EXERCISE OBJECTIVE
Count how many lines of the records contain the string "TRIX" and reply with only that number.
##### DATA LINES
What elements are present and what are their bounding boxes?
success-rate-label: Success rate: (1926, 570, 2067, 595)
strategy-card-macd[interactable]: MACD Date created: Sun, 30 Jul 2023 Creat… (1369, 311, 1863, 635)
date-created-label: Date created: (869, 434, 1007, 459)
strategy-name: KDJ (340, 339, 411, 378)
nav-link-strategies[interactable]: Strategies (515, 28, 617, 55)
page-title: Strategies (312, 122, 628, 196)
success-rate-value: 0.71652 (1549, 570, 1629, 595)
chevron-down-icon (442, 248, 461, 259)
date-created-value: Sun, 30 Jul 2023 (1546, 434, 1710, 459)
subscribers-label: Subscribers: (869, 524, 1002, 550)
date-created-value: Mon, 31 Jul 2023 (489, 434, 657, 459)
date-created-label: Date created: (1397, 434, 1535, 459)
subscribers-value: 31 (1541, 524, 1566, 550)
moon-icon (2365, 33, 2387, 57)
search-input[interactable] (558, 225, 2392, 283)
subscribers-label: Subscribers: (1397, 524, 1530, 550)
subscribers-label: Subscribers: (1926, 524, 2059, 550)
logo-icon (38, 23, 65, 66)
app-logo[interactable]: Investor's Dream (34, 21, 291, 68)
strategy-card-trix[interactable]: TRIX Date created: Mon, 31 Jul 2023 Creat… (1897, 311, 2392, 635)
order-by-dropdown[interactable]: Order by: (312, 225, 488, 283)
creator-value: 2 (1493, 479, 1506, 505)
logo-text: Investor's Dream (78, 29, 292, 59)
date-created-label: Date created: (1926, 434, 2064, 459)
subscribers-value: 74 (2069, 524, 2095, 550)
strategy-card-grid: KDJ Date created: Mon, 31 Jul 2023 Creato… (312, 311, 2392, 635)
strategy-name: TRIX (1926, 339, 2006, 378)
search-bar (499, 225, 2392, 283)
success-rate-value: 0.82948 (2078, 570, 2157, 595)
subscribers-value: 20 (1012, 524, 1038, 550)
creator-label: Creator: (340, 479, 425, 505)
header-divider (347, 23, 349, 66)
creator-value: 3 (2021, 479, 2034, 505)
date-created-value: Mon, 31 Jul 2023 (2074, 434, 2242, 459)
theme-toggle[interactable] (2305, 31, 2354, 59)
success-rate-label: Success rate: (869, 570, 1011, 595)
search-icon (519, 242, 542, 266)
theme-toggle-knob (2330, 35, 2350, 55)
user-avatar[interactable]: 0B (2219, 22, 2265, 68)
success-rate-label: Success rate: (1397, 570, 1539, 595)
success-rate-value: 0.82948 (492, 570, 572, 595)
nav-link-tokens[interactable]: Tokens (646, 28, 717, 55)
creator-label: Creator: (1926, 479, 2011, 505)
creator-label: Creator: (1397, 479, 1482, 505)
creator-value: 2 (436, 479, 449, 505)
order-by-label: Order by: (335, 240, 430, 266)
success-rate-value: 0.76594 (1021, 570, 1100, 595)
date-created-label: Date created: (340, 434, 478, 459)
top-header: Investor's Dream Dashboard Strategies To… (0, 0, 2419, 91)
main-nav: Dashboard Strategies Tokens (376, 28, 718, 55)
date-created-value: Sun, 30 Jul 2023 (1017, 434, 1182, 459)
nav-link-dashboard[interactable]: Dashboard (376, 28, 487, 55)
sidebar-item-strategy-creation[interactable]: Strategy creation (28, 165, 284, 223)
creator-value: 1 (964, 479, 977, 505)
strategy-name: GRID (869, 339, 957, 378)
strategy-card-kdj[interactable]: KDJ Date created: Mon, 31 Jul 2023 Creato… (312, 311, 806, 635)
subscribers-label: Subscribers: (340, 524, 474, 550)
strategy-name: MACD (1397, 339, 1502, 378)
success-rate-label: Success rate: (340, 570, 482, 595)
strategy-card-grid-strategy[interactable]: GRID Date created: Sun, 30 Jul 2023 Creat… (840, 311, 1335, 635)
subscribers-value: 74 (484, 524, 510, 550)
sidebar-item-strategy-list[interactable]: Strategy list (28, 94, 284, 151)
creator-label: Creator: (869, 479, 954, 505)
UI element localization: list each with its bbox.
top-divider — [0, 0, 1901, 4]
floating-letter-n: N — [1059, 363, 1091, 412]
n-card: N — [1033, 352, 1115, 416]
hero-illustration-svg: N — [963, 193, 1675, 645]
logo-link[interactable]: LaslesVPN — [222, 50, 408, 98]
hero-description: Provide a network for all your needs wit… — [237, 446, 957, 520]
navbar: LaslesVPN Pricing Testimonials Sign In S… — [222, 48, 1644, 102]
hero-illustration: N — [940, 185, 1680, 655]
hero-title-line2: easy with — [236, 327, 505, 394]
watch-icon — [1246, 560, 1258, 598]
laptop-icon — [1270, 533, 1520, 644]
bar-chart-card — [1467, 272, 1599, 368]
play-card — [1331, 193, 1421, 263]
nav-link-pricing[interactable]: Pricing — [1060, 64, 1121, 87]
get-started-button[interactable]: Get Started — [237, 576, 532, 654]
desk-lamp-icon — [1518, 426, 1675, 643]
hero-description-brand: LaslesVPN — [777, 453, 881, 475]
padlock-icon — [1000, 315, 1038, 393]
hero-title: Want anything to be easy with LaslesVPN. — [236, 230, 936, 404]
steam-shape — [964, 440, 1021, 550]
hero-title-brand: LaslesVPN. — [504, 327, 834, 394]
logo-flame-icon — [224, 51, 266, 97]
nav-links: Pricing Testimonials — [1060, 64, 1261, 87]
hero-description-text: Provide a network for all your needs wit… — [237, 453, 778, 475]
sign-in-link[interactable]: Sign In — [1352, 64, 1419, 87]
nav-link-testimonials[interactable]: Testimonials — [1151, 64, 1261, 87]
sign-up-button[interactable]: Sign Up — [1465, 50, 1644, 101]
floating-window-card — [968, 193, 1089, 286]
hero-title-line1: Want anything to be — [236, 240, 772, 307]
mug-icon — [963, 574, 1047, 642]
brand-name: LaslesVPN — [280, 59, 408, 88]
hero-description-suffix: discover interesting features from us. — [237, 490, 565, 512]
##########
SOLUTION TO THE PROBLEM
2